### Task instructions
Repeat all the material exactly; pictures stay out of your copy.

### Chart and figure data
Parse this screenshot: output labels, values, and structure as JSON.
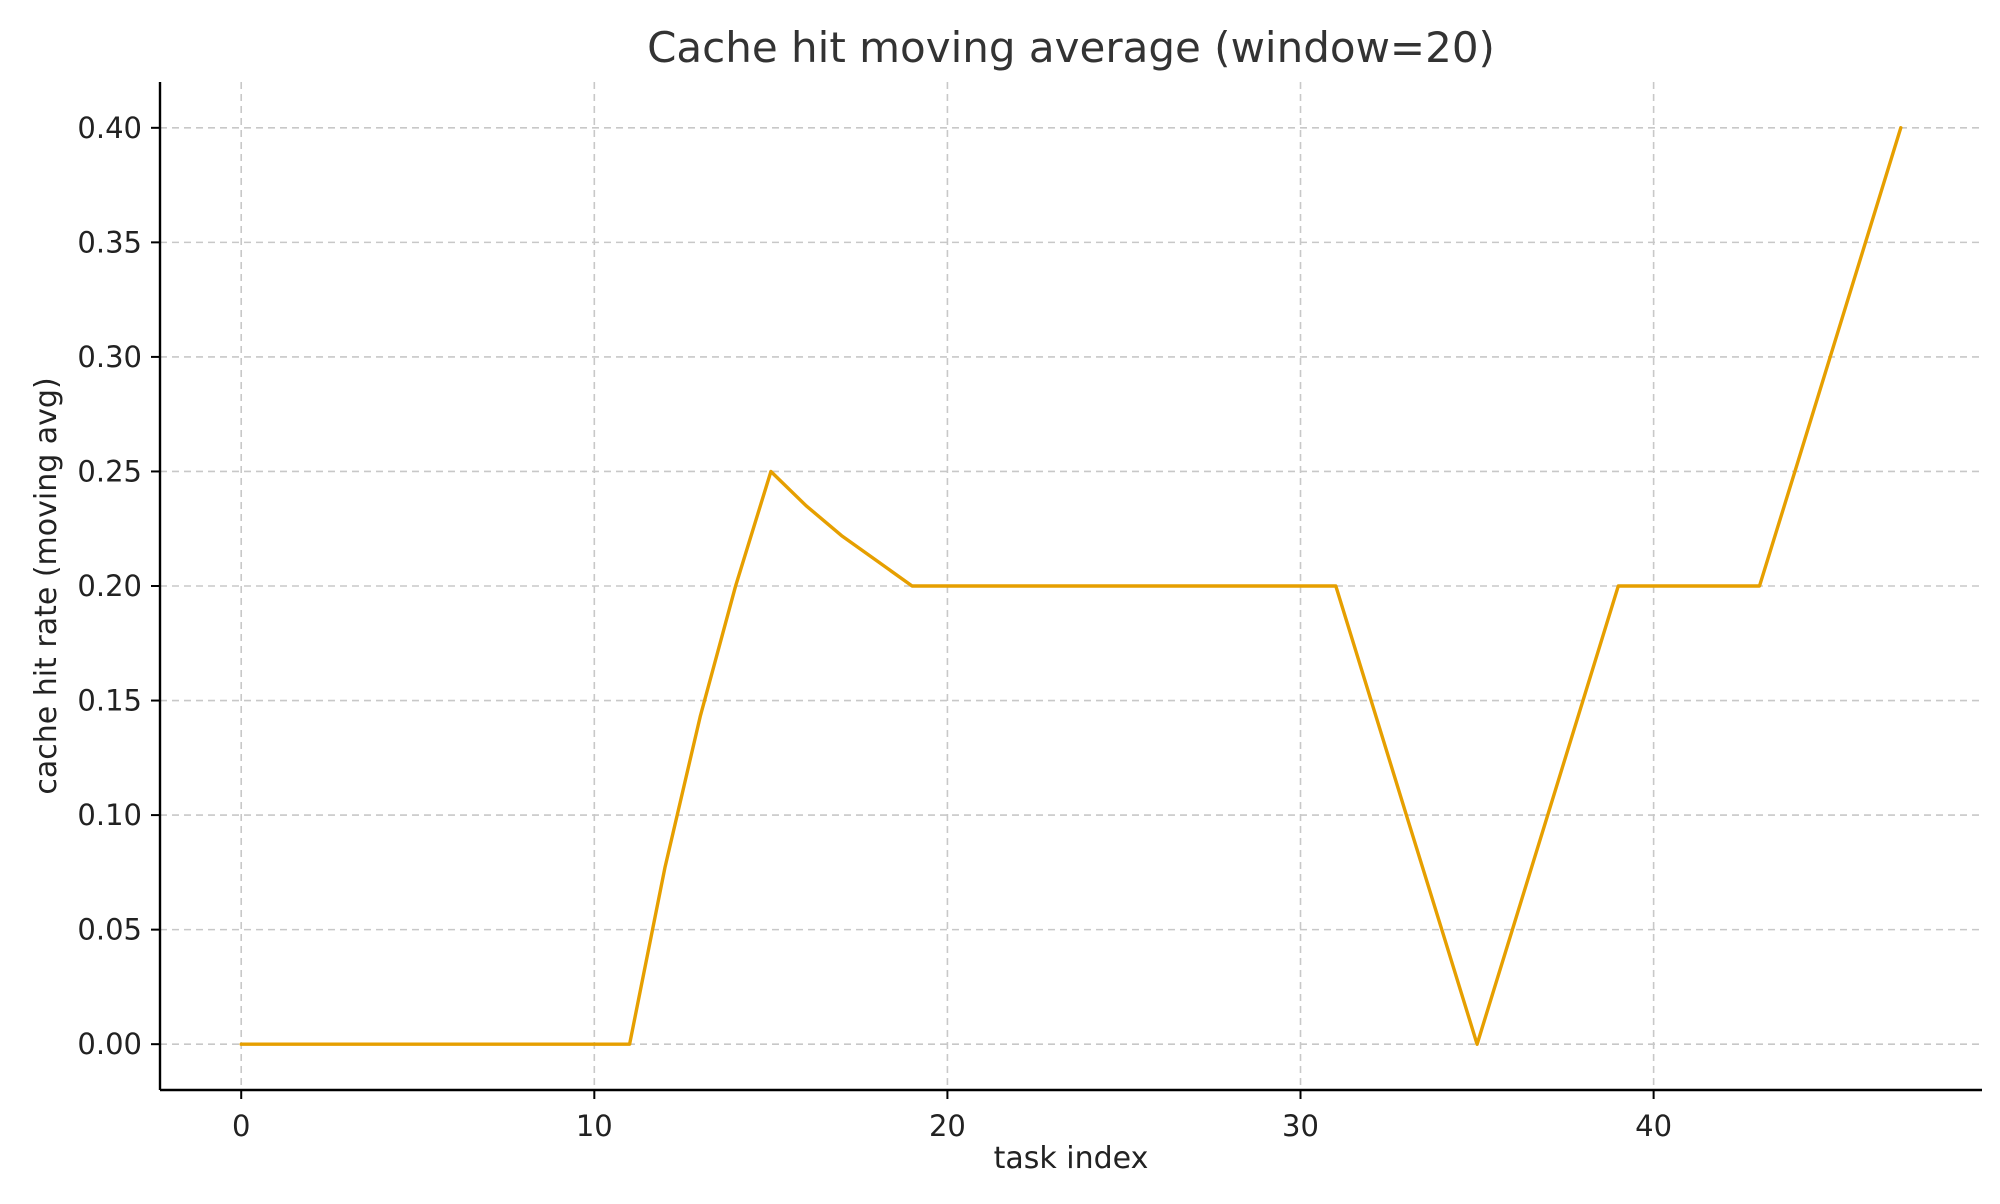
{
  "chart_data": {
    "type": "line",
    "title": "Cache hit moving average (window=20)",
    "xlabel": "task index",
    "ylabel": "cache hit rate (moving avg)",
    "xlim": [
      -2.3,
      49.3
    ],
    "ylim": [
      -0.02,
      0.42
    ],
    "xticks": [
      0,
      10,
      20,
      30,
      40
    ],
    "xtick_labels": [
      "0",
      "10",
      "20",
      "30",
      "40"
    ],
    "yticks": [
      0.0,
      0.05,
      0.1,
      0.15,
      0.2,
      0.25,
      0.3,
      0.35,
      0.4
    ],
    "ytick_labels": [
      "0.00",
      "0.05",
      "0.10",
      "0.15",
      "0.20",
      "0.25",
      "0.30",
      "0.35",
      "0.40"
    ],
    "grid": true,
    "legend": "none",
    "series": [
      {
        "color": "#E69F00",
        "x": [
          0,
          1,
          2,
          3,
          4,
          5,
          6,
          7,
          8,
          9,
          10,
          11,
          12,
          13,
          14,
          15,
          16,
          17,
          18,
          19,
          20,
          21,
          22,
          23,
          24,
          25,
          26,
          27,
          28,
          29,
          30,
          31,
          32,
          33,
          34,
          35,
          36,
          37,
          38,
          39,
          40,
          41,
          42,
          43,
          44,
          45,
          46,
          47
        ],
        "y": [
          0,
          0,
          0,
          0,
          0,
          0,
          0,
          0,
          0,
          0,
          0,
          0,
          0.077,
          0.143,
          0.2,
          0.25,
          0.235,
          0.222,
          0.211,
          0.2,
          0.2,
          0.2,
          0.2,
          0.2,
          0.2,
          0.2,
          0.2,
          0.2,
          0.2,
          0.2,
          0.2,
          0.2,
          0.15,
          0.1,
          0.05,
          0,
          0.05,
          0.1,
          0.15,
          0.2,
          0.2,
          0.2,
          0.2,
          0.2,
          0.25,
          0.3,
          0.35,
          0.4
        ]
      }
    ]
  }
}
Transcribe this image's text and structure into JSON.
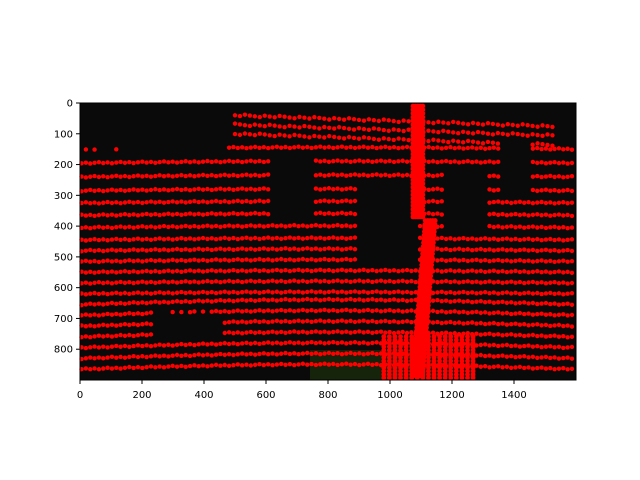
{
  "figure": {
    "background_color": "#ffffff",
    "image_background_color": "#0a0a0a",
    "point_color": "#ff0000",
    "ground_tint_color": "#1f3a0c"
  },
  "axes": {
    "x_range": [
      0,
      1600
    ],
    "y_range": [
      900,
      0
    ],
    "x_inverted": false,
    "y_inverted": true,
    "grid": false,
    "x_ticks": [
      0,
      200,
      400,
      600,
      800,
      1000,
      1200,
      1400
    ],
    "y_ticks": [
      0,
      100,
      200,
      300,
      400,
      500,
      600,
      700,
      800
    ],
    "x_tick_labels": [
      "0",
      "200",
      "400",
      "600",
      "800",
      "1000",
      "1200",
      "1400"
    ],
    "y_tick_labels": [
      "0",
      "100",
      "200",
      "300",
      "400",
      "500",
      "600",
      "700",
      "800"
    ]
  },
  "overlay": {
    "description_type": "lidar-scan-points-over-image",
    "row_bands_y": [
      150,
      195,
      240,
      285,
      325,
      365,
      405,
      445,
      480,
      515,
      550,
      585,
      620,
      655,
      690,
      725,
      760,
      795,
      830,
      865
    ],
    "upper_patch_rows_y": [
      55,
      85,
      115
    ]
  }
}
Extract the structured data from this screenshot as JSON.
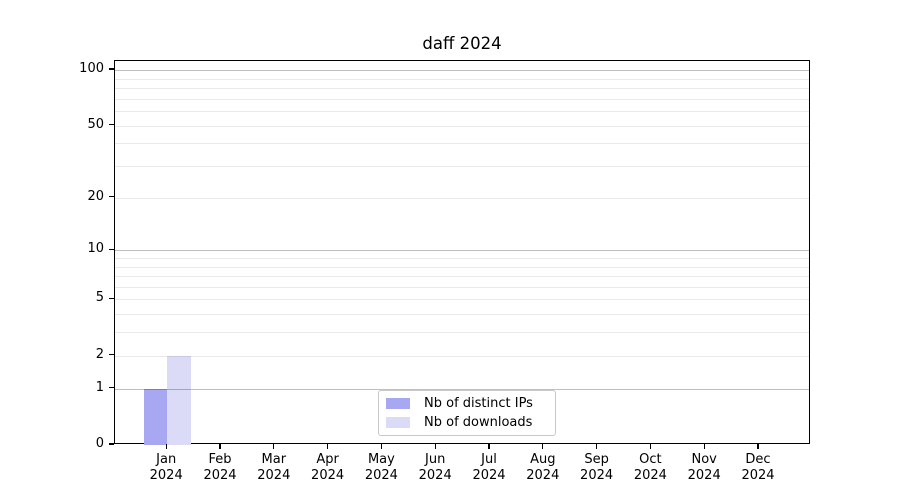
{
  "chart_data": {
    "type": "bar",
    "title": "daff 2024",
    "x_axis": {
      "categories": [
        {
          "month": "Jan",
          "year": "2024"
        },
        {
          "month": "Feb",
          "year": "2024"
        },
        {
          "month": "Mar",
          "year": "2024"
        },
        {
          "month": "Apr",
          "year": "2024"
        },
        {
          "month": "May",
          "year": "2024"
        },
        {
          "month": "Jun",
          "year": "2024"
        },
        {
          "month": "Jul",
          "year": "2024"
        },
        {
          "month": "Aug",
          "year": "2024"
        },
        {
          "month": "Sep",
          "year": "2024"
        },
        {
          "month": "Oct",
          "year": "2024"
        },
        {
          "month": "Nov",
          "year": "2024"
        },
        {
          "month": "Dec",
          "year": "2024"
        }
      ]
    },
    "series": [
      {
        "name": "Nb of distinct IPs",
        "color": "#a7a7f2",
        "values": [
          1,
          0,
          0,
          0,
          0,
          0,
          0,
          0,
          0,
          0,
          0,
          0
        ]
      },
      {
        "name": "Nb of downloads",
        "color": "#dbdbf8",
        "values": [
          2,
          0,
          0,
          0,
          0,
          0,
          0,
          0,
          0,
          0,
          0,
          0
        ]
      }
    ],
    "y_axis": {
      "scale": "log1p",
      "ticks": [
        0,
        1,
        2,
        5,
        10,
        20,
        50,
        100
      ],
      "major_gridlines": [
        1,
        10,
        100
      ],
      "minor_gridlines": [
        2,
        3,
        4,
        5,
        6,
        7,
        8,
        9,
        20,
        30,
        40,
        50,
        60,
        70,
        80,
        90
      ],
      "ylim": [
        0,
        112
      ]
    },
    "grid": {
      "major_color": "rgba(0,0,0,0.25)",
      "minor_color": "rgba(0,0,0,0.085)"
    },
    "legend": {
      "position": "bottom-center-inside",
      "items": [
        "Nb of distinct IPs",
        "Nb of downloads"
      ]
    }
  }
}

### Solution for this problem
Parse this screenshot: output labels, values, and structure as JSON.
{
  "chart_data": {
    "type": "line",
    "title": "Cache hit moving average (window=20)",
    "xlabel": "task index",
    "ylabel": "cache hit rate (moving avg)",
    "xlim": [
      -2.3,
      49.3
    ],
    "ylim": [
      -0.02,
      0.42
    ],
    "xticks": [
      0,
      10,
      20,
      30,
      40
    ],
    "xtick_labels": [
      "0",
      "10",
      "20",
      "30",
      "40"
    ],
    "yticks": [
      0.0,
      0.05,
      0.1,
      0.15,
      0.2,
      0.25,
      0.3,
      0.35,
      0.4
    ],
    "ytick_labels": [
      "0.00",
      "0.05",
      "0.10",
      "0.15",
      "0.20",
      "0.25",
      "0.30",
      "0.35",
      "0.40"
    ],
    "grid": true,
    "legend": "none",
    "series": [
      {
        "color": "#E69F00",
        "x": [
          0,
          1,
          2,
          3,
          4,
          5,
          6,
          7,
          8,
          9,
          10,
          11,
          12,
          13,
          14,
          15,
          16,
          17,
          18,
          19,
          20,
          21,
          22,
          23,
          24,
          25,
          26,
          27,
          28,
          29,
          30,
          31,
          32,
          33,
          34,
          35,
          36,
          37,
          38,
          39,
          40,
          41,
          42,
          43,
          44,
          45,
          46,
          47
        ],
        "y": [
          0,
          0,
          0,
          0,
          0,
          0,
          0,
          0,
          0,
          0,
          0,
          0,
          0.077,
          0.143,
          0.2,
          0.25,
          0.235,
          0.222,
          0.211,
          0.2,
          0.2,
          0.2,
          0.2,
          0.2,
          0.2,
          0.2,
          0.2,
          0.2,
          0.2,
          0.2,
          0.2,
          0.2,
          0.15,
          0.1,
          0.05,
          0,
          0.05,
          0.1,
          0.15,
          0.2,
          0.2,
          0.2,
          0.2,
          0.2,
          0.25,
          0.3,
          0.35,
          0.4
        ]
      }
    ]
  }
}
Transcribe this image's text and structure into JSON.
{
  "figure": {
    "background_color": "#ffffff",
    "image_background_color": "#0a0a0a",
    "point_color": "#ff0000",
    "ground_tint_color": "#1f3a0c"
  },
  "axes": {
    "x_range": [
      0,
      1600
    ],
    "y_range": [
      900,
      0
    ],
    "x_inverted": false,
    "y_inverted": true,
    "grid": false,
    "x_ticks": [
      0,
      200,
      400,
      600,
      800,
      1000,
      1200,
      1400
    ],
    "y_ticks": [
      0,
      100,
      200,
      300,
      400,
      500,
      600,
      700,
      800
    ],
    "x_tick_labels": [
      "0",
      "200",
      "400",
      "600",
      "800",
      "1000",
      "1200",
      "1400"
    ],
    "y_tick_labels": [
      "0",
      "100",
      "200",
      "300",
      "400",
      "500",
      "600",
      "700",
      "800"
    ]
  },
  "overlay": {
    "description_type": "lidar-scan-points-over-image",
    "row_bands_y": [
      150,
      195,
      240,
      285,
      325,
      365,
      405,
      445,
      480,
      515,
      550,
      585,
      620,
      655,
      690,
      725,
      760,
      795,
      830,
      865
    ],
    "upper_patch_rows_y": [
      55,
      85,
      115
    ]
  }
}
Extract the structured data from this screenshot as JSON.
{
  "chart_data": {
    "type": "bar",
    "title": "daff 2024",
    "x_axis": {
      "categories": [
        {
          "month": "Jan",
          "year": "2024"
        },
        {
          "month": "Feb",
          "year": "2024"
        },
        {
          "month": "Mar",
          "year": "2024"
        },
        {
          "month": "Apr",
          "year": "2024"
        },
        {
          "month": "May",
          "year": "2024"
        },
        {
          "month": "Jun",
          "year": "2024"
        },
        {
          "month": "Jul",
          "year": "2024"
        },
        {
          "month": "Aug",
          "year": "2024"
        },
        {
          "month": "Sep",
          "year": "2024"
        },
        {
          "month": "Oct",
          "year": "2024"
        },
        {
          "month": "Nov",
          "year": "2024"
        },
        {
          "month": "Dec",
          "year": "2024"
        }
      ]
    },
    "series": [
      {
        "name": "Nb of distinct IPs",
        "color": "#a7a7f2",
        "values": [
          1,
          0,
          0,
          0,
          0,
          0,
          0,
          0,
          0,
          0,
          0,
          0
        ]
      },
      {
        "name": "Nb of downloads",
        "color": "#dbdbf8",
        "values": [
          2,
          0,
          0,
          0,
          0,
          0,
          0,
          0,
          0,
          0,
          0,
          0
        ]
      }
    ],
    "y_axis": {
      "scale": "log1p",
      "ticks": [
        0,
        1,
        2,
        5,
        10,
        20,
        50,
        100
      ],
      "major_gridlines": [
        1,
        10,
        100
      ],
      "minor_gridlines": [
        2,
        3,
        4,
        5,
        6,
        7,
        8,
        9,
        20,
        30,
        40,
        50,
        60,
        70,
        80,
        90
      ],
      "ylim": [
        0,
        112
      ]
    },
    "grid": {
      "major_color": "rgba(0,0,0,0.25)",
      "minor_color": "rgba(0,0,0,0.085)"
    },
    "legend": {
      "position": "bottom-center-inside",
      "items": [
        "Nb of distinct IPs",
        "Nb of downloads"
      ]
    }
  }
}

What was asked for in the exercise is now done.